- Challenge -
Copy out the material below in full, but not its images.

- Data supplied -
- - - -

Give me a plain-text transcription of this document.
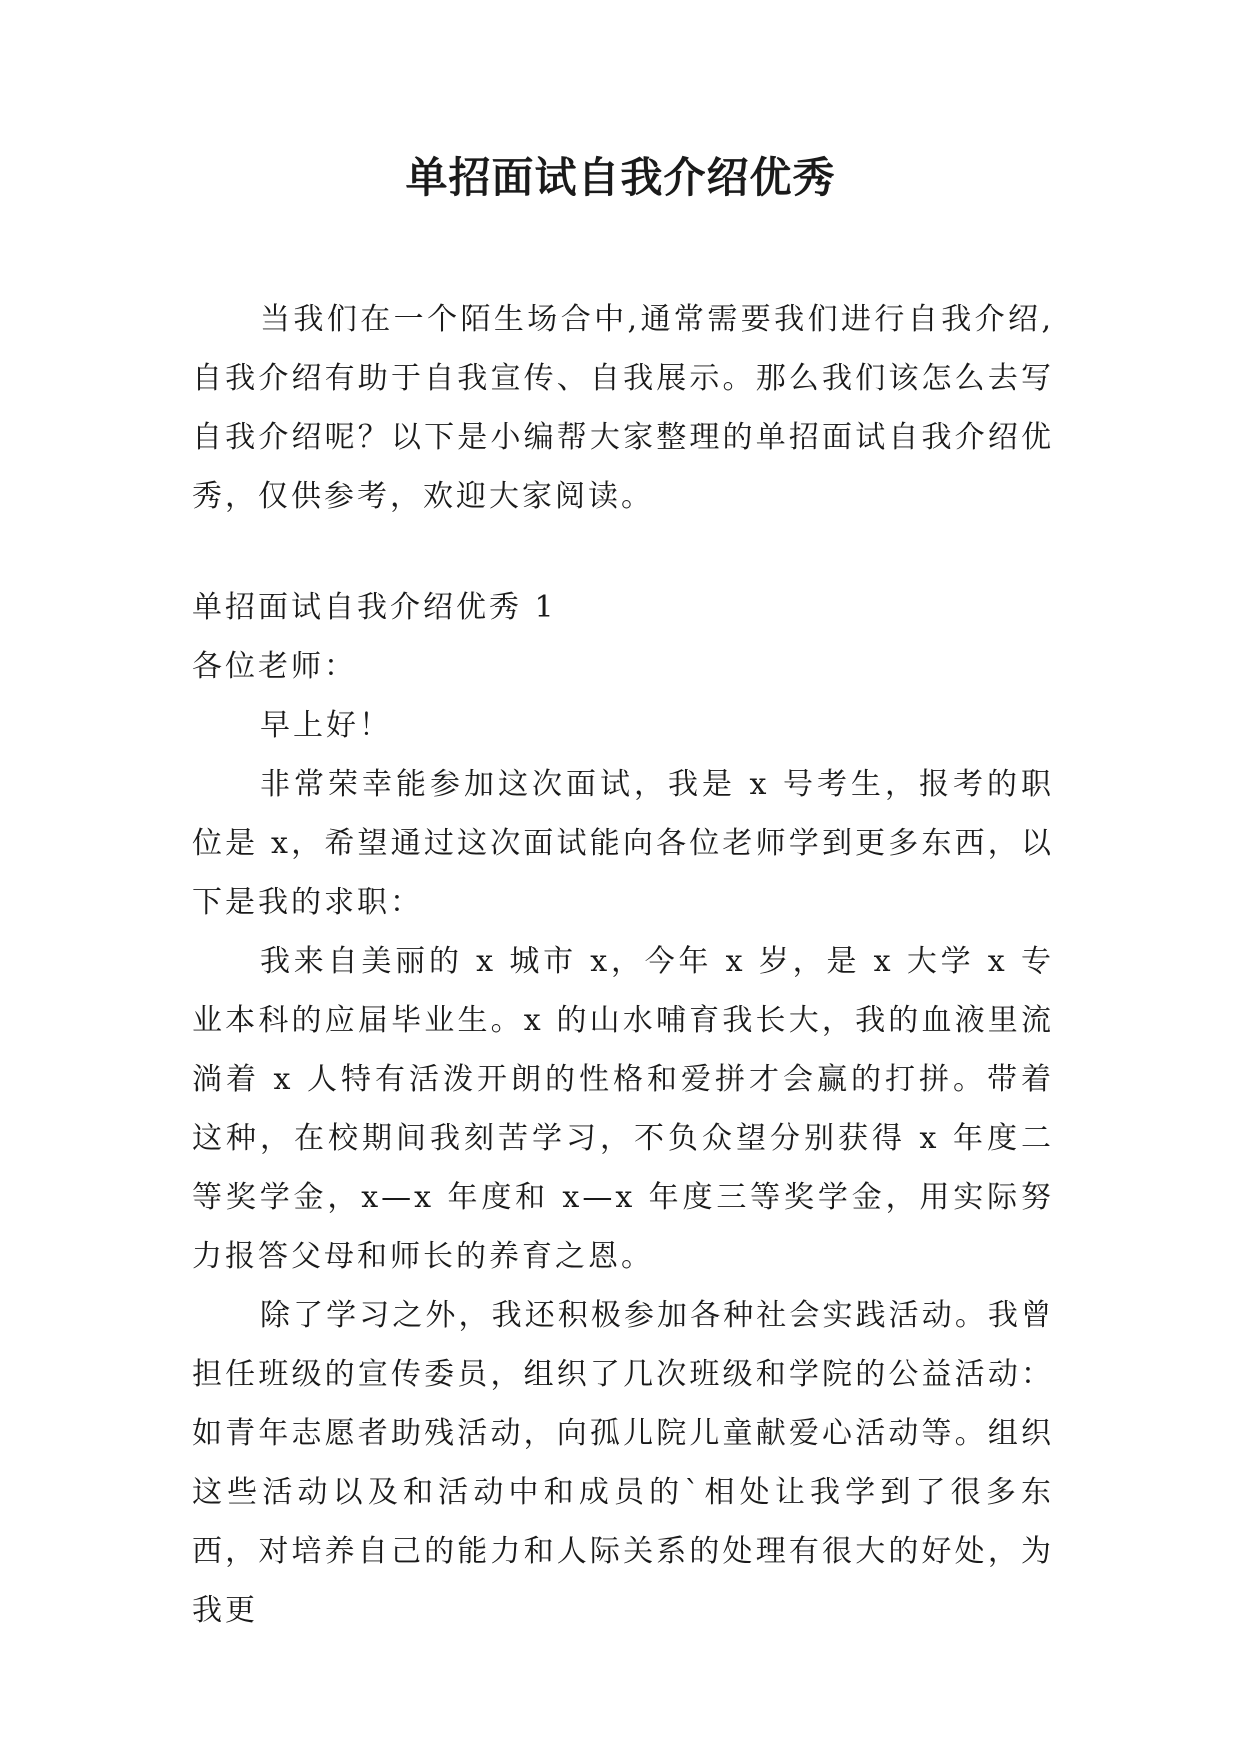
单招面试自我介绍优秀

当我们在一个陌生场合中,通常需要我们进行自我介绍,自我介绍有助于自我宣传、自我展示。那么我们该怎么去写自我介绍呢？以下是小编帮大家整理的单招面试自我介绍优秀，仅供参考，欢迎大家阅读。

单招面试自我介绍优秀 1

各位老师：

早上好！

非常荣幸能参加这次面试，我是 x 号考生，报考的职位是 x，希望通过这次面试能向各位老师学到更多东西，以下是我的求职：

我来自美丽的 x 城市 x，今年 x 岁，是 x 大学 x 专业本科的应届毕业生。x 的山水哺育我长大，我的血液里流淌着 x 人特有活泼开朗的性格和爱拼才会赢的打拼。带着这种，在校期间我刻苦学习，不负众望分别获得 x 年度二等奖学金，x—x 年度和 x—x 年度三等奖学金，用实际努力报答父母和师长的养育之恩。

除了学习之外，我还积极参加各种社会实践活动。我曾担任班级的宣传委员，组织了几次班级和学院的公益活动：如青年志愿者助残活动，向孤儿院儿童献爱心活动等。组织这些活动以及和活动中和成员的`相处让我学到了很多东西，对培养自己的能力和人际关系的处理有很大的好处，为我更
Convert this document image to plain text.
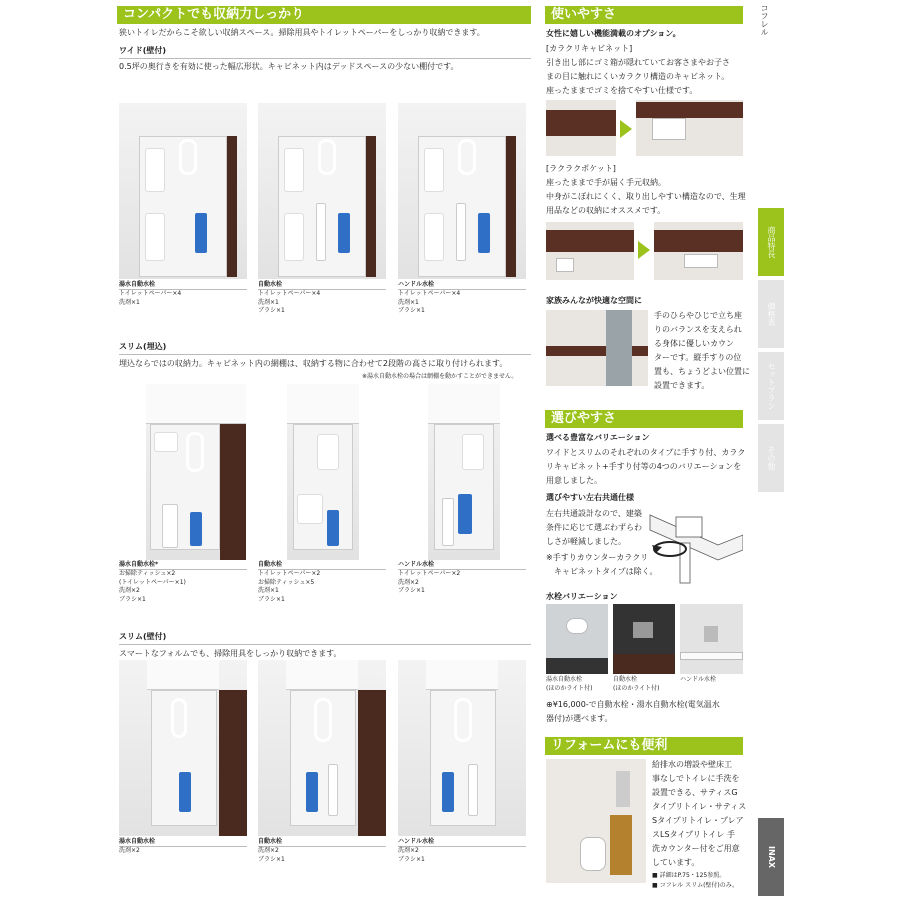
コンパクトでも収納力しっかり
狭いトイレだからこそ欲しい収納スペース。掃除用具やトイレットペーパーをしっかり収納できます。
ワイド(壁付)
0.5坪の奥行きを有効に使った幅広形状。キャビネット内はデッドスペースの少ない棚付です。
湯水自動水栓
トイレットペーパー×4
洗剤×1
自動水栓
トイレットペーパー×4
洗剤×1
ブラシ×1
ハンドル水栓
トイレットペーパー×4
洗剤×1
ブラシ×1
スリム(埋込)
埋込ならではの収納力。キャビネット内の網棚は、収納する物に合わせて2段階の高さに取り付けられます。
※湯水自動水栓の場合は網棚を動かすことができません。
湯水自動水栓*
お掃除ティッシュ×2
(トイレットペーパー×1)
洗剤×2
ブラシ×1
自動水栓
トイレットペーパー×2
お掃除ティッシュ×5
洗剤×1
ブラシ×1
ハンドル水栓
トイレットペーパー×2
洗剤×2
ブラシ×1
スリム(壁付)
スマートなフォルムでも、掃除用具をしっかり収納できます。
湯水自動水栓
洗剤×2
自動水栓
洗剤×2
ブラシ×1
ハンドル水栓
洗剤×2
ブラシ×1
使いやすさ
女性に嬉しい機能満載のオプション。
[カラクリキャビネット]
引き出し部にゴミ箱が隠れていてお客さまやお子さ
まの目に触れにくいカラクリ構造のキャビネット。
座ったままでゴミを捨てやすい仕様です。
[ラクラクポケット]
座ったままで手が届く手元収納。
中身がこぼれにくく、取り出しやすい構造なので、生理
用品などの収納にオススメです。
家族みんなが快適な空間に
手のひらやひじで立ち座
りのバランスを支えられ
る身体に優しいカウン
ターです。縦手すりの位
置も、ちょうどよい位置に
設置できます。
選びやすさ
選べる豊富なバリエーション
ワイドとスリムのそれぞれのタイプに手すり付、カラク
リキャビネット+手すり付等の4つのバリエーションを
用意しました。
選びやすい左右共通仕様
左右共通設計なので、建築
条件に応じて選ぶわずらわ
しさが軽減しました。
※手すりカウンターカラクリ
　キャビネットタイプは除く。
水栓バリエーション
湯水自動水栓
(ほのかライト付)
自動水栓
(ほのかライト付)
ハンドル水栓
⊕¥16,000-で自動水栓・湯水自動水栓(電気温水
器付)が選べます。
リフォームにも便利
給排水の増設や壁床工
事なしでトイレに手洗を
設置できる、サティスG
タイプリトイレ・サティス
Sタイプリトイレ・プレア
スLSタイプリトイレ 手
洗カウンター付をご用意
しています。
■ 詳細はP.75・125参照。
■ コフレル スリム(壁付)のみ。
コフレル
商品特長
価格表
セットプラン
その他
INAX
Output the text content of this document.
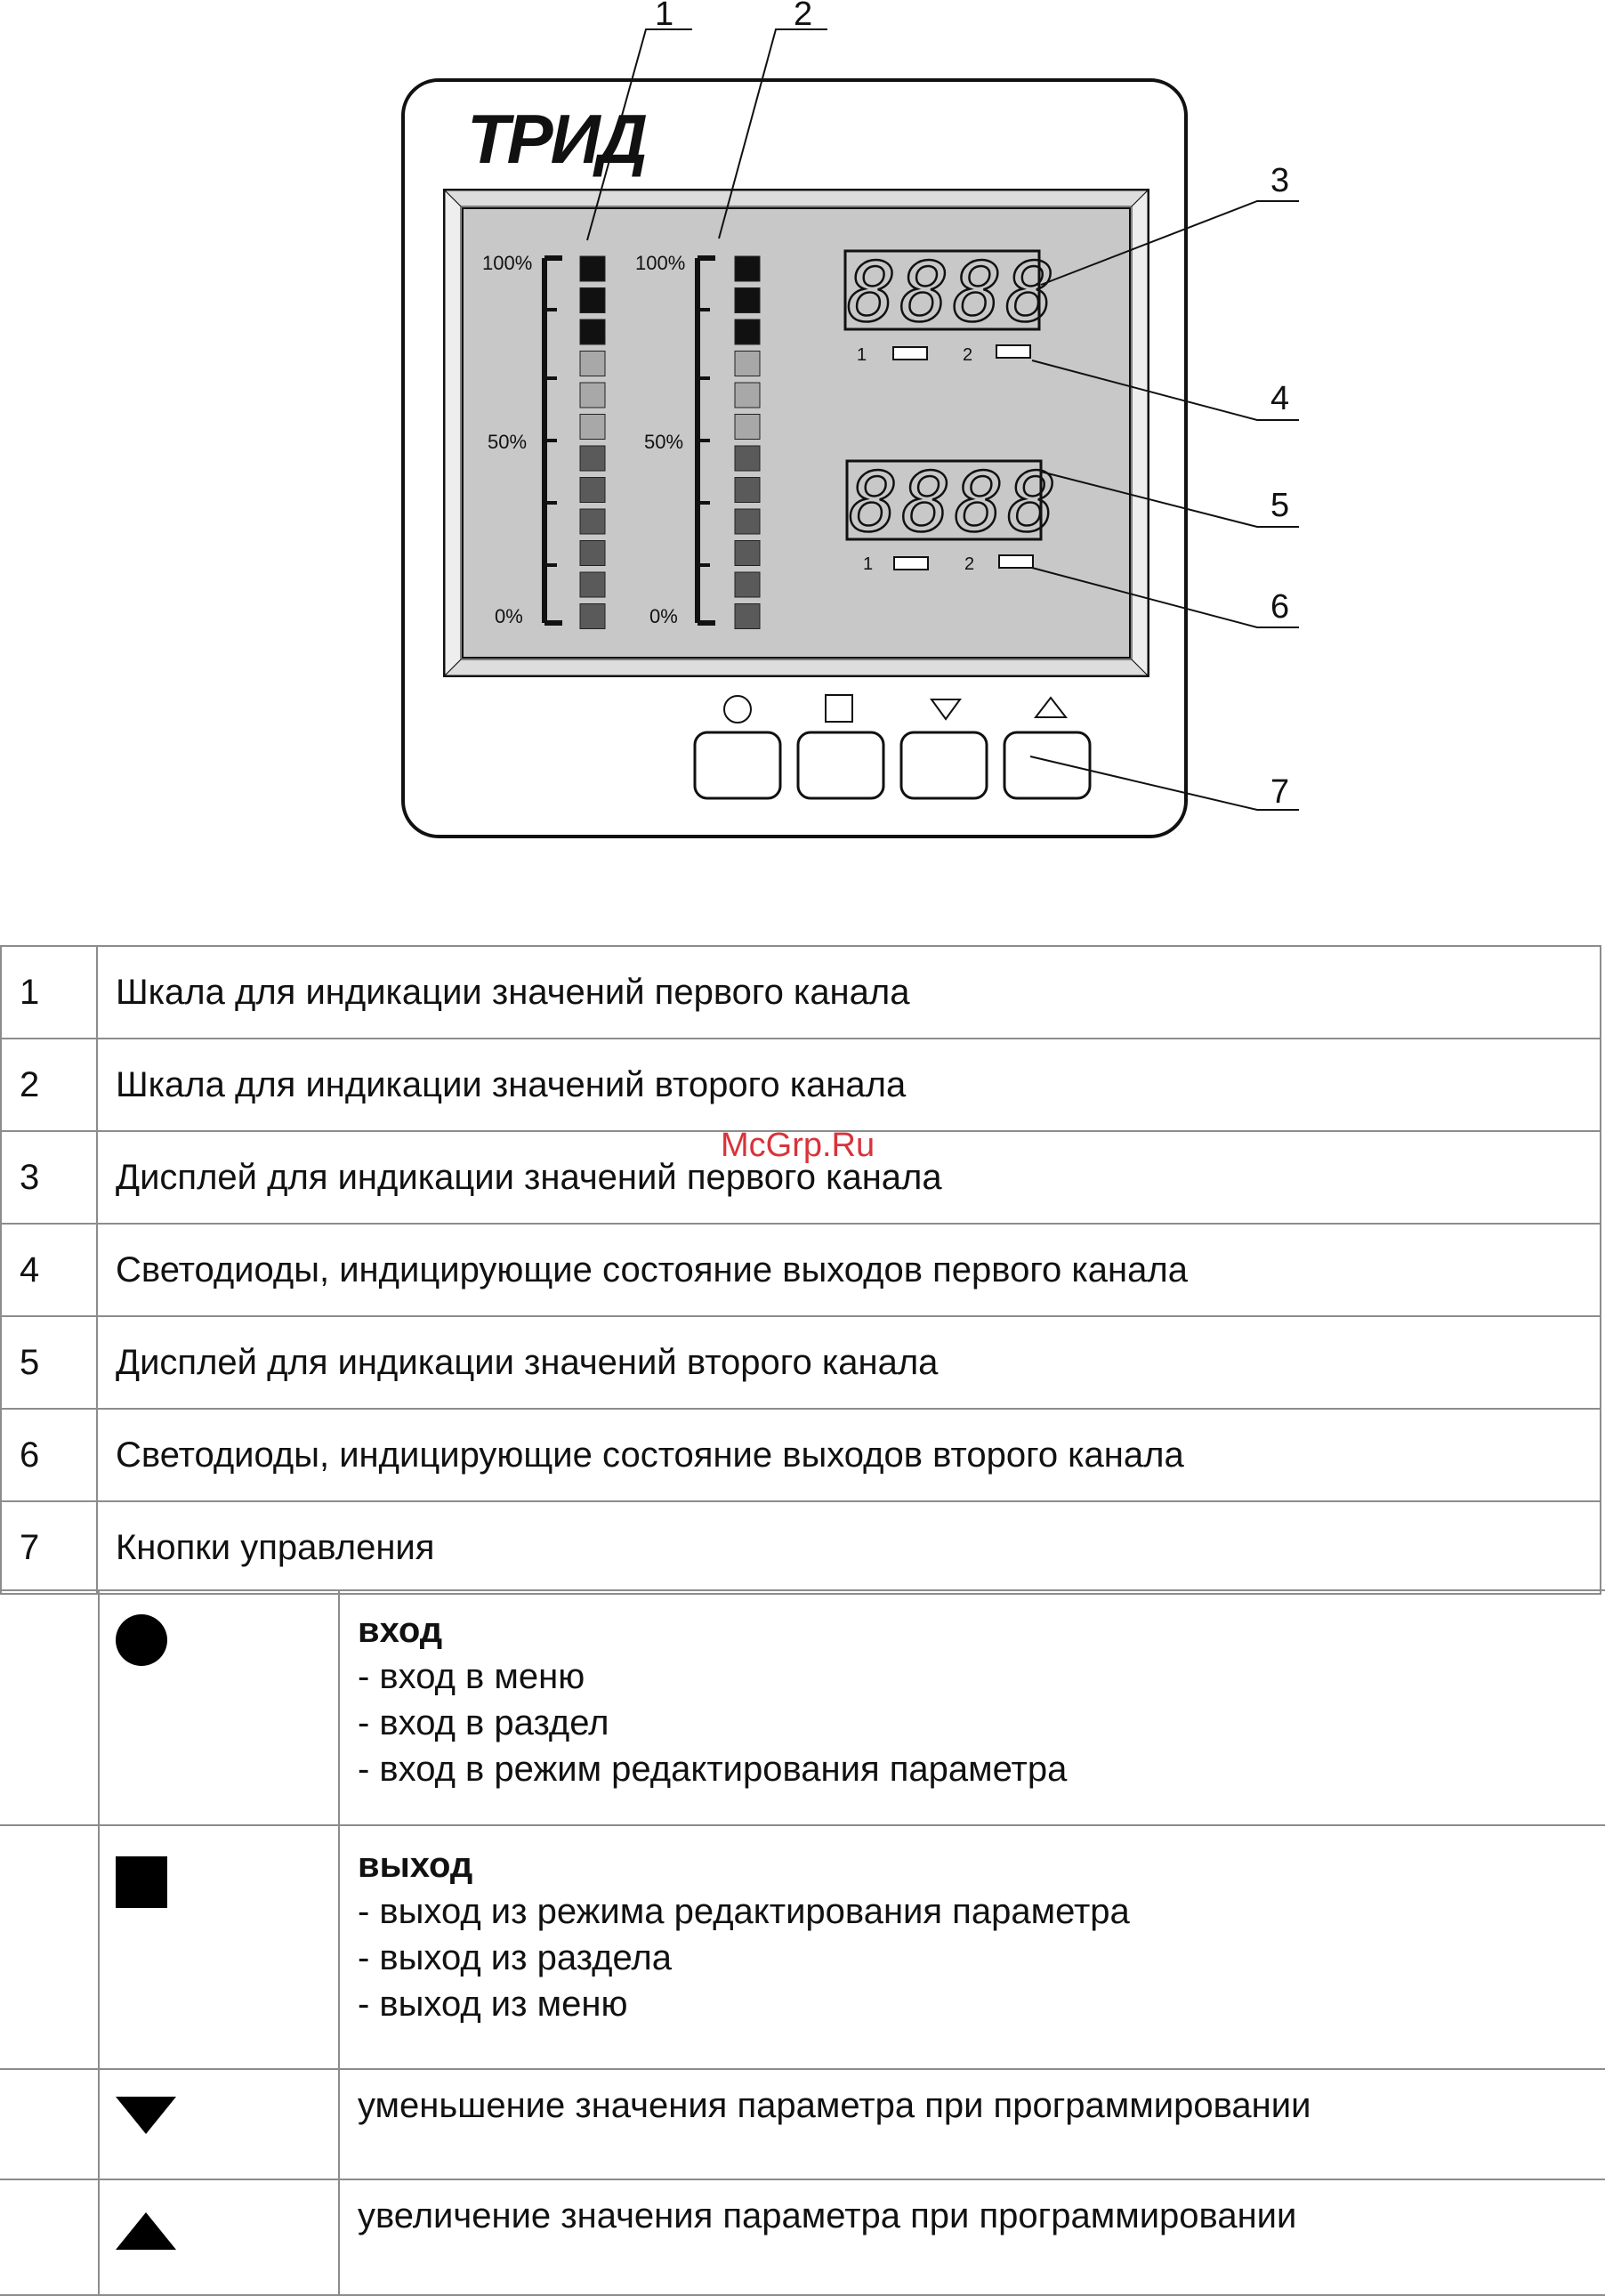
ТРИД
100%
50%
0%
100%
50%
0%
8888
1	2
8888
1	2
1	2
3
4
5
6
7
1	Шкала для индикации значений первого канала
2	Шкала для индикации значений второго канала
3	Дисплей для индикации значений первого канала
4	Светодиоды, индицирующие состояние выходов первого канала
5	Дисплей для индикации значений второго канала
6	Светодиоды, индицирующие состояние выходов второго канала
7	Кнопки управления

		вход
- вход в меню
- вход в раздел
- вход в режим редактирования параметра

		выход
- выход из режима редактирования параметра
- выход из раздела
- выход из меню

		уменьшение значения параметра при программировании

		увеличение значения параметра при программировании
McGrp.Ru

- - - -

- Answer to this problem -
Give me a plain-text transcription of this document.
单招面试自我介绍优秀

当我们在一个陌生场合中,通常需要我们进行自我介绍,自我介绍有助于自我宣传、自我展示。那么我们该怎么去写自我介绍呢？以下是小编帮大家整理的单招面试自我介绍优秀，仅供参考，欢迎大家阅读。

单招面试自我介绍优秀 1

各位老师：

早上好！

非常荣幸能参加这次面试，我是 x 号考生，报考的职位是 x，希望通过这次面试能向各位老师学到更多东西，以下是我的求职：

我来自美丽的 x 城市 x，今年 x 岁，是 x 大学 x 专业本科的应届毕业生。x 的山水哺育我长大，我的血液里流淌着 x 人特有活泼开朗的性格和爱拼才会赢的打拼。带着这种，在校期间我刻苦学习，不负众望分别获得 x 年度二等奖学金，x—x 年度和 x—x 年度三等奖学金，用实际努力报答父母和师长的养育之恩。

除了学习之外，我还积极参加各种社会实践活动。我曾担任班级的宣传委员，组织了几次班级和学院的公益活动：如青年志愿者助残活动，向孤儿院儿童献爱心活动等。组织这些活动以及和活动中和成员的`相处让我学到了很多东西，对培养自己的能力和人际关系的处理有很大的好处，为我更
Convert this document image to plain text.
コンパクトでも収納力しっかり
狭いトイレだからこそ欲しい収納スペース。掃除用具やトイレットペーパーをしっかり収納できます。
ワイド(壁付)
0.5坪の奥行きを有効に使った幅広形状。キャビネット内はデッドスペースの少ない棚付です。
湯水自動水栓
トイレットペーパー×4
洗剤×1
自動水栓
トイレットペーパー×4
洗剤×1
ブラシ×1
ハンドル水栓
トイレットペーパー×4
洗剤×1
ブラシ×1
スリム(埋込)
埋込ならではの収納力。キャビネット内の網棚は、収納する物に合わせて2段階の高さに取り付けられます。
※湯水自動水栓の場合は網棚を動かすことができません。
湯水自動水栓*
お掃除ティッシュ×2
(トイレットペーパー×1)
洗剤×2
ブラシ×1
自動水栓
トイレットペーパー×2
お掃除ティッシュ×5
洗剤×1
ブラシ×1
ハンドル水栓
トイレットペーパー×2
洗剤×2
ブラシ×1
スリム(壁付)
スマートなフォルムでも、掃除用具をしっかり収納できます。
湯水自動水栓
洗剤×2
自動水栓
洗剤×2
ブラシ×1
ハンドル水栓
洗剤×2
ブラシ×1
使いやすさ
女性に嬉しい機能満載のオプション。
[カラクリキャビネット]
引き出し部にゴミ箱が隠れていてお客さまやお子さ
まの目に触れにくいカラクリ構造のキャビネット。
座ったままでゴミを捨てやすい仕様です。
[ラクラクポケット]
座ったままで手が届く手元収納。
中身がこぼれにくく、取り出しやすい構造なので、生理
用品などの収納にオススメです。
家族みんなが快適な空間に
手のひらやひじで立ち座
りのバランスを支えられ
る身体に優しいカウン
ターです。縦手すりの位
置も、ちょうどよい位置に
設置できます。
選びやすさ
選べる豊富なバリエーション
ワイドとスリムのそれぞれのタイプに手すり付、カラク
リキャビネット+手すり付等の4つのバリエーションを
用意しました。
選びやすい左右共通仕様
左右共通設計なので、建築
条件に応じて選ぶわずらわ
しさが軽減しました。
※手すりカウンターカラクリ
　キャビネットタイプは除く。
水栓バリエーション
湯水自動水栓
(ほのかライト付)
自動水栓
(ほのかライト付)
ハンドル水栓
⊕¥16,000-で自動水栓・湯水自動水栓(電気温水
器付)が選べます。
リフォームにも便利
給排水の増設や壁床工
事なしでトイレに手洗を
設置できる、サティスG
タイプリトイレ・サティス
Sタイプリトイレ・プレア
スLSタイプリトイレ 手
洗カウンター付をご用意
しています。
■ 詳細はP.75・125参照。
■ コフレル スリム(壁付)のみ。
コフレル
商品特長
価格表
セットプラン
その他
INAX
Output the text content of this document.
ТРИД
100%
50%
0%
100%
50%
0%
8888
1	2
8888
1	2
1	2
3
4
5
6
7
1	Шкала для индикации значений первого канала
2	Шкала для индикации значений второго канала
3	Дисплей для индикации значений первого канала
4	Светодиоды, индицирующие состояние выходов первого канала
5	Дисплей для индикации значений второго канала
6	Светодиоды, индицирующие состояние выходов второго канала
7	Кнопки управления

		вход
- вход в меню
- вход в раздел
- вход в режим редактирования параметра

		выход
- выход из режима редактирования параметра
- выход из раздела
- выход из меню

		уменьшение значения параметра при программировании

		увеличение значения параметра при программировании
McGrp.Ru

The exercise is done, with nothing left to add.